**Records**
________
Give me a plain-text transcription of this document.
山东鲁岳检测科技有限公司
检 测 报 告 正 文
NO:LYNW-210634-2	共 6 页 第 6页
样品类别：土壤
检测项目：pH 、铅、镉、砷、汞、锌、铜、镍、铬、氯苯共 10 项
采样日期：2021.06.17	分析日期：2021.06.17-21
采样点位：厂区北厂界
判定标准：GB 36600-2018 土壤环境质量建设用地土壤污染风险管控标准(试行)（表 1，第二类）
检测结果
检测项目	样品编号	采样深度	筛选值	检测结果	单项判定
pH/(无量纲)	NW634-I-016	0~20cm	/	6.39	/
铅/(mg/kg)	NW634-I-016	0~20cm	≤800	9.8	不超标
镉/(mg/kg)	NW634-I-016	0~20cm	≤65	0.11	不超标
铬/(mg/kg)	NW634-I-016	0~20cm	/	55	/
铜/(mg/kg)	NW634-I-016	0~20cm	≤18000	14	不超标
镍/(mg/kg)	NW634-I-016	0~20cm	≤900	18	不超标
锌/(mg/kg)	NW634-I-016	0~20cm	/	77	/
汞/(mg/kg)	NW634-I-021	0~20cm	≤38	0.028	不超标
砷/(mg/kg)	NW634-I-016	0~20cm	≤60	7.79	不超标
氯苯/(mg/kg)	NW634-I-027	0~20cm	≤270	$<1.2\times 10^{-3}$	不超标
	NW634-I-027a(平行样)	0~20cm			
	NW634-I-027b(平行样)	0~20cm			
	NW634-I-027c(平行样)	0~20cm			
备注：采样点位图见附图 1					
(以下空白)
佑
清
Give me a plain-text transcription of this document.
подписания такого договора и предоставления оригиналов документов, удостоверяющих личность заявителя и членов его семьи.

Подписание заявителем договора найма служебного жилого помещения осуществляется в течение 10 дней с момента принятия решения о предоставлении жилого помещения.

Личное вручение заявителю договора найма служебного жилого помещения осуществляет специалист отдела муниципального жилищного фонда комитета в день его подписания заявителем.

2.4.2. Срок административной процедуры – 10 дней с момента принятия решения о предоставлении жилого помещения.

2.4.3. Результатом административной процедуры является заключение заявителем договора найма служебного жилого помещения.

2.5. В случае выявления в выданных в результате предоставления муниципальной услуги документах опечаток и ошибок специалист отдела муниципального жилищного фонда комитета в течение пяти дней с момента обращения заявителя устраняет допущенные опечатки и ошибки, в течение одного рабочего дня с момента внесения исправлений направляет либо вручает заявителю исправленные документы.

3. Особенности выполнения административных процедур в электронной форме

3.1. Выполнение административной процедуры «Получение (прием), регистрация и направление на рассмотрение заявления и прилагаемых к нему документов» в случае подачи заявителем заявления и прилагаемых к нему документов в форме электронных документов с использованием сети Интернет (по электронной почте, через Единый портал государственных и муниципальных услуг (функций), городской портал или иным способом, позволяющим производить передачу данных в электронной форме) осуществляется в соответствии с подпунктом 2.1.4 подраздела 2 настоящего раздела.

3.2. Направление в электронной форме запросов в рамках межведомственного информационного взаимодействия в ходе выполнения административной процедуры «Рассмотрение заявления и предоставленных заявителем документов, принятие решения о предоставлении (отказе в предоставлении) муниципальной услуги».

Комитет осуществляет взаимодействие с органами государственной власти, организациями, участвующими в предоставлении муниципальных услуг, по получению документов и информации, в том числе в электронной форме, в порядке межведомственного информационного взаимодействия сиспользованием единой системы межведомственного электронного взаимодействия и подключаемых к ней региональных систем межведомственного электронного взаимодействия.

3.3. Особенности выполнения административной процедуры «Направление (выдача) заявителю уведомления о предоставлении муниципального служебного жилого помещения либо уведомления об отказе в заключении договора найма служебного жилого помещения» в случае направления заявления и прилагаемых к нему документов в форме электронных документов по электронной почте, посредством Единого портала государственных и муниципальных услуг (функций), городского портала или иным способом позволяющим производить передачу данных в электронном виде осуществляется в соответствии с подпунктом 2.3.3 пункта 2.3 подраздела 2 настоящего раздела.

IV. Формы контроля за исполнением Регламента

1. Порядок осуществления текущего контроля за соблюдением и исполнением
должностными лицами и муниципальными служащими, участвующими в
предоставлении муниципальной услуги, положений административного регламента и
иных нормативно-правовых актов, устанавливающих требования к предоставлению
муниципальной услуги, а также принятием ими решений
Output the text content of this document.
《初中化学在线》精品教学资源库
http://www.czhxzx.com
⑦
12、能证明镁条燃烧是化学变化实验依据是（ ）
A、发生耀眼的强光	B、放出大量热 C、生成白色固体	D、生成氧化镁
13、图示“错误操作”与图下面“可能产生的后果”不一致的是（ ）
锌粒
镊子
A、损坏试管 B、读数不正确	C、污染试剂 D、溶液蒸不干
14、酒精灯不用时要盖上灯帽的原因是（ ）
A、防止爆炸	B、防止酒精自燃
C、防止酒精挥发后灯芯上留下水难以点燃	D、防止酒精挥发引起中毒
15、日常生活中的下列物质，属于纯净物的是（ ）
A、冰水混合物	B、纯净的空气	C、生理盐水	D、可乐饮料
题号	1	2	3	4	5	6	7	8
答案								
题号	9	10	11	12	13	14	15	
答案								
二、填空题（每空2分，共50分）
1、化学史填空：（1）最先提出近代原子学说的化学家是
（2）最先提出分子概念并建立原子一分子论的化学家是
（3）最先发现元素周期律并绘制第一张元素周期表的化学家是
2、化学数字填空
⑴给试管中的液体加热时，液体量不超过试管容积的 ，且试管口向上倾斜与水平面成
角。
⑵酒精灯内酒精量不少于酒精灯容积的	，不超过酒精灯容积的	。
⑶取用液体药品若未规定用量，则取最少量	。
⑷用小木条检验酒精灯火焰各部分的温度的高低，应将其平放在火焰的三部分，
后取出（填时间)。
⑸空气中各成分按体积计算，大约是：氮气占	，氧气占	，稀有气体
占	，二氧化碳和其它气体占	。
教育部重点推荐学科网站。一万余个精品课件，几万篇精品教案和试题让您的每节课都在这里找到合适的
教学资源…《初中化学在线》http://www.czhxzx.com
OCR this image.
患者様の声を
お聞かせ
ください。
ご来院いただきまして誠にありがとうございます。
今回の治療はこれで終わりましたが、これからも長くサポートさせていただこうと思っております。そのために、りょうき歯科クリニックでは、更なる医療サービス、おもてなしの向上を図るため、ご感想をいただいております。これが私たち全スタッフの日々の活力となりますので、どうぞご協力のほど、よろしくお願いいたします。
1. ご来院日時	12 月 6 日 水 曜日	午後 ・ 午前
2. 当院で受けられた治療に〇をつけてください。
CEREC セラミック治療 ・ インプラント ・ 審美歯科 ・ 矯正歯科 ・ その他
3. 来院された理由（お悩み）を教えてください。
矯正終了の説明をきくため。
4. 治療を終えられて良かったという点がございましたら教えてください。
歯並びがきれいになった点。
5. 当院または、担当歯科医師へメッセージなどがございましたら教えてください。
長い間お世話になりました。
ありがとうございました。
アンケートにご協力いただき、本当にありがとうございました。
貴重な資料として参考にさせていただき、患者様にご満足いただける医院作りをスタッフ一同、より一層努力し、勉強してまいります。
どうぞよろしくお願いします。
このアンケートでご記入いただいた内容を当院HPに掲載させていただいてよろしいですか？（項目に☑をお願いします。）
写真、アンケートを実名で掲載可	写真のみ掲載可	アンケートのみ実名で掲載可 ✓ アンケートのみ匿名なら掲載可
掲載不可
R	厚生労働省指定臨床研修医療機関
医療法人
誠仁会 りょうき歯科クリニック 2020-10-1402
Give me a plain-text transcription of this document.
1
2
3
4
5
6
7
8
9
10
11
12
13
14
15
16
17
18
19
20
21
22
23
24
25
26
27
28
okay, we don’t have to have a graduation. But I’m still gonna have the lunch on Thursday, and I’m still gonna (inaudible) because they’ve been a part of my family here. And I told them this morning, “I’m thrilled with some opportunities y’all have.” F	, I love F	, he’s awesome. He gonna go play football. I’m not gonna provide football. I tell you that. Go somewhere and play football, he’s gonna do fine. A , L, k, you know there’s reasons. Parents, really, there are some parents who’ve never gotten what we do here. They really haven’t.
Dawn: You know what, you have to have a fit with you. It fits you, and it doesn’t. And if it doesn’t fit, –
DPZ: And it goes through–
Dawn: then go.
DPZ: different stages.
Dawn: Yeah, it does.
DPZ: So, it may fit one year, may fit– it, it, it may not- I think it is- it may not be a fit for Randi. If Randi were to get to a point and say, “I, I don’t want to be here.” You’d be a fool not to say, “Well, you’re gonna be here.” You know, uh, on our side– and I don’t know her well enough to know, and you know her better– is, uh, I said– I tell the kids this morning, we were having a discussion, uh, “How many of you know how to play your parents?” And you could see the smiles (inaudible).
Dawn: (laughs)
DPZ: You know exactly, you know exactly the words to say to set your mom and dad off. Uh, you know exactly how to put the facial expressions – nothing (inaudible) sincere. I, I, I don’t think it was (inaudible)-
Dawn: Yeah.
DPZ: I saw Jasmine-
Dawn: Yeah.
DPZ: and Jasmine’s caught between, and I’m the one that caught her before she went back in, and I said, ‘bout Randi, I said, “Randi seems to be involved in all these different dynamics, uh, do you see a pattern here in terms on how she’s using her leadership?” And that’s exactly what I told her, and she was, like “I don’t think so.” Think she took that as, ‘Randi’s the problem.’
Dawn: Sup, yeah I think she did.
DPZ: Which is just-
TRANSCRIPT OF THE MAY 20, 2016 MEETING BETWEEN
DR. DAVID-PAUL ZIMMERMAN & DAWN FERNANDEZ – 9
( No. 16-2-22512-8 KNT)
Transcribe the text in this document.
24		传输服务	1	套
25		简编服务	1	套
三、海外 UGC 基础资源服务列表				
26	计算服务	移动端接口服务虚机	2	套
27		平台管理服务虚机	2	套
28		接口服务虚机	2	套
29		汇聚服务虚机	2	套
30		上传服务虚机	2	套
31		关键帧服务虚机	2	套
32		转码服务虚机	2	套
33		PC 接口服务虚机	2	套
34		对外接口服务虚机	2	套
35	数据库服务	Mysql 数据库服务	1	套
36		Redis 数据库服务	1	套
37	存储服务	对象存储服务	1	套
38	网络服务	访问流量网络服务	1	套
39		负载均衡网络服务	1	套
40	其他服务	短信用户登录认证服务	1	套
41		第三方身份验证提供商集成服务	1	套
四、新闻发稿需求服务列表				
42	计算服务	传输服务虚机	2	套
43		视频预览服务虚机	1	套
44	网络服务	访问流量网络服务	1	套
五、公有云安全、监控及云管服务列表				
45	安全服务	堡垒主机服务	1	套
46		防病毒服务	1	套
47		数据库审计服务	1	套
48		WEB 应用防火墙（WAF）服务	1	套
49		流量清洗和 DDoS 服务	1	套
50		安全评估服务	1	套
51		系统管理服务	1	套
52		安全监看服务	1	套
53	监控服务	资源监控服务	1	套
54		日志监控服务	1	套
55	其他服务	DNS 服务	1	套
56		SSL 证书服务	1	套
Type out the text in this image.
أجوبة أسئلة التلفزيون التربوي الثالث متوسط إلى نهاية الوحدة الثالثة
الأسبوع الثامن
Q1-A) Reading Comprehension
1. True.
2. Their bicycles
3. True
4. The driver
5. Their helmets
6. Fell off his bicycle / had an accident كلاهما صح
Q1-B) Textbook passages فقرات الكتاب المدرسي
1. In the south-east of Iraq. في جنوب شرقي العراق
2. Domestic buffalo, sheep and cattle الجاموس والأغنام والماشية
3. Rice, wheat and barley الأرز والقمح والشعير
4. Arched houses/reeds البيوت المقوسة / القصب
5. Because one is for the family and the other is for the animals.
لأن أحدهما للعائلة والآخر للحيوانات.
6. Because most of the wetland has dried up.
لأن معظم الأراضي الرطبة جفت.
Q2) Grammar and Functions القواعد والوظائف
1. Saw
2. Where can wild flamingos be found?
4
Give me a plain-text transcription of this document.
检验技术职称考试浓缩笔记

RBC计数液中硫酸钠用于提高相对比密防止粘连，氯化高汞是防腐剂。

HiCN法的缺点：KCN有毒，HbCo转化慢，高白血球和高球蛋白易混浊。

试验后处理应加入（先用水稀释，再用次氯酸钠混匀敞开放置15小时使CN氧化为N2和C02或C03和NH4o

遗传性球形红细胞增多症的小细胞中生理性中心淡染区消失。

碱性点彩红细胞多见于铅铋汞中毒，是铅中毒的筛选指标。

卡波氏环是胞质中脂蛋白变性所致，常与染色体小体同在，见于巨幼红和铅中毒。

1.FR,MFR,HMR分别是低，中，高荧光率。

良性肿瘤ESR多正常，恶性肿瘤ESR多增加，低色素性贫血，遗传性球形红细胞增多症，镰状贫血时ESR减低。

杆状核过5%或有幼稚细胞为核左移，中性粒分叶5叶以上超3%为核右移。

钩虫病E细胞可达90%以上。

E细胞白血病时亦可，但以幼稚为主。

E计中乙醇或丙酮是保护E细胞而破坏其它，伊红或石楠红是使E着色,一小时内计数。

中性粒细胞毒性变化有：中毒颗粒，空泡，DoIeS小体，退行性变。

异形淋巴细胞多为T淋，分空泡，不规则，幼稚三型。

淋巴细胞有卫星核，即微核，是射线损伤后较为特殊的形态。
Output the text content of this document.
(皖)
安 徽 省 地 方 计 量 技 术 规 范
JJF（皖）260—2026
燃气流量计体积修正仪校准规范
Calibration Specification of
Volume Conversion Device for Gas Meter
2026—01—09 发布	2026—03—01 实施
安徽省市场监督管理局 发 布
________
**Written problem**
Search the records above for the string "http". Copy every line that contains it.

**The answer**
http://www.czhxzx.com
教学资源…《初中化学在线》http://www.czhxzx.com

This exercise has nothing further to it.